> _PASSAGE SHOWN_:
+ + + +
# People with Money Problems



## Sidetracker (28 Jul 2010)

One of the corner stones of helping people with money problems is getting them to accept that the problem is usually of their own making, and get that out of the way. Dont waste energy following false hopes. It is even more important to constantly impress on them to address the problem of drawing down on easy money from their Credit Card, or two. If there is none of your money in the Credit Cards take the hardest step, cut them up. Eliminate the urge to use them.

Having read all of the "Money" posts, I have not seen any advice to people to address this problem. Anyone who dares to raise their head above the parapet is usually met with silly or caustic comment from the "Frequent Posters". This is counter productive. If people request advice then the advice given should be taken in good heart. It dosent have to be followed, But there is no need to shoot the messenger.


----------



## mf1 (28 Jul 2010)

Take ownership of the problem. 

However, a lot of the time people are  overwhelmed by the sheer enormity of the problem and that is why they tend to prefer the easy sounding posts. 

I think, though, you will find, if you stick with this Board, that most of the Frequent  Posters - particularly the very Frequent  Posters  will go with the "there, there but you still have to address the problem" responses. 

And I could not agree more with the "Dont waste energy following false hopes" idea but you can see how persuasive the idea is that there is an easy way out. 



mf


----------



## liger79 (30 Jul 2010)

Some people come here as a first step to see what can be done for their situation. What they need is advice, assistance and to be pointed in the right direction. Not to be scolded like children that have done wrong. I can imagine some people in awful debt who are so worried they feel unable to talk to friends, family or approach the bank/cc company etc. They post on here, asking for advice and some people slam them for getting into that situation or add anything constructive.

If a faceless computer screen does that for someone how willing do you think they will be to ask for help from anyone/anywhere  else?


----------



## hippy1975 (30 Jul 2010)

I agree with liger, the focus needs to be on what they can do to improve the situation, nothing to be gained by blaming people or pointing fingers


----------



## Marietta (30 Jul 2010)

Most people who come on are very genuine, deeply worried and filled with anxiety, I dont think a poster should wade in immediately and blame them for their problems. There have been one or two posters in recent weeks who have posted here full of anger and felt the world owed them something and anytime someone offered somthing constructive they got shot down, those posters are coming here for the wrong reasons and are unwilling to accept responsibility or face up to their problems.


----------



## elcato (30 Jul 2010)

As a frequent poster I can say I have never used the words 'there there' prior to mentioning the above. I have suggested creating a website called therethere.com or givusahug.com and redirecting people there rather than come here and start whinging at people not being sympathetic in their advice. Perhaps we should make this a sticky and direct any such replies/posts to it?
+ + + +
> _RECORDED DATA_:
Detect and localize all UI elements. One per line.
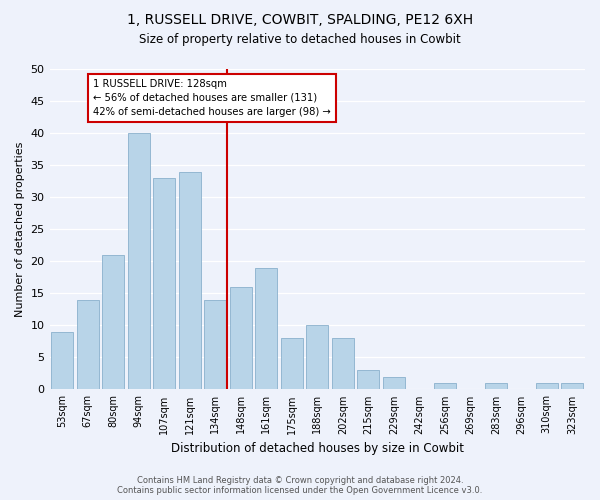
+ + + +
> _TASK_:
Answer these from the forum thread on money problems:
(a) What does Sidetracker advise doing with credit cards that hold none of your money?
(b) Which two website names does elcato say they have suggested creating?
(c) Which poster does hippy1975 say they agree with?

> _SOLUTION_:
(a) Cut them up.
(b) therethere.com and givusahug.com.
(c) liger79.